DIRECTION:
Exactly reproduce each line of the listing that follows.

(Some records)
◇ ◇ ◇ ◇ ◇ ◇ ◇

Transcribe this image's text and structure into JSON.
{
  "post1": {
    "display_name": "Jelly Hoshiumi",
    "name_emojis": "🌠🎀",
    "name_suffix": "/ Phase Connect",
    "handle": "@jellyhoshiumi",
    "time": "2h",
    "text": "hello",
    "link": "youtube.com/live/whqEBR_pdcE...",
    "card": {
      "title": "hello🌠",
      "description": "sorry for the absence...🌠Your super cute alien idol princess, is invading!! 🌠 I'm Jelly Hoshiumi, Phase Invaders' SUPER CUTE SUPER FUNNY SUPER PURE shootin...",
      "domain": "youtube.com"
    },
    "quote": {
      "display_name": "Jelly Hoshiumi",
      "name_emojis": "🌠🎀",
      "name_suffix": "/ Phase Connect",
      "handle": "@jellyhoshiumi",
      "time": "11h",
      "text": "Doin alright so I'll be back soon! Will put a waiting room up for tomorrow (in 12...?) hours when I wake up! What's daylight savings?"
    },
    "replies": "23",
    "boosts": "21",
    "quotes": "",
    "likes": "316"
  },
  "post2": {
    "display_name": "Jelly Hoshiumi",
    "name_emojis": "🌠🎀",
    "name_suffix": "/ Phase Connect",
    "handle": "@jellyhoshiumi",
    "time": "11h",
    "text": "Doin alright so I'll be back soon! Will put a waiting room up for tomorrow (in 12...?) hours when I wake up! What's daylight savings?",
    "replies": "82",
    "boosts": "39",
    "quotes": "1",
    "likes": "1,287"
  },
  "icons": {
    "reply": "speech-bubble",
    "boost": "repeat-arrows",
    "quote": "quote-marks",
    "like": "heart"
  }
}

◇ ◇ ◇ ◇ ◇ ◇ ◇

OUTPUT OF THE TASK:
Transcribe this image's text and structure into JSON.
{
  "post1": {
    "display_name": "Jelly Hoshiumi",
    "name_emojis": "🌠🎀",
    "name_suffix": "/ Phase Connect",
    "handle": "@jellyhoshiumi",
    "time": "2h",
    "text": "hello",
    "link": "youtube.com/live/whqEBR_pdcE...",
    "card": {
      "title": "hello🌠",
      "description": "sorry for the absence...🌠Your super cute alien idol princess, is invading!! 🌠 I'm Jelly Hoshiumi, Phase Invaders' SUPER CUTE SUPER FUNNY SUPER PURE shootin...",
      "domain": "youtube.com"
    },
    "quote": {
      "display_name": "Jelly Hoshiumi",
      "name_emojis": "🌠🎀",
      "name_suffix": "/ Phase Connect",
      "handle": "@jellyhoshiumi",
      "time": "11h",
      "text": "Doin alright so I'll be back soon! Will put a waiting room up for tomorrow (in 12...?) hours when I wake up! What's daylight savings?"
    },
    "replies": "23",
    "boosts": "21",
    "quotes": "",
    "likes": "316"
  },
  "post2": {
    "display_name": "Jelly Hoshiumi",
    "name_emojis": "🌠🎀",
    "name_suffix": "/ Phase Connect",
    "handle": "@jellyhoshiumi",
    "time": "11h",
    "text": "Doin alright so I'll be back soon! Will put a waiting room up for tomorrow (in 12...?) hours when I wake up! What's daylight savings?",
    "replies": "82",
    "boosts": "39",
    "quotes": "1",
    "likes": "1,287"
  },
  "icons": {
    "reply": "speech-bubble",
    "boost": "repeat-arrows",
    "quote": "quote-marks",
    "like": "heart"
  }
}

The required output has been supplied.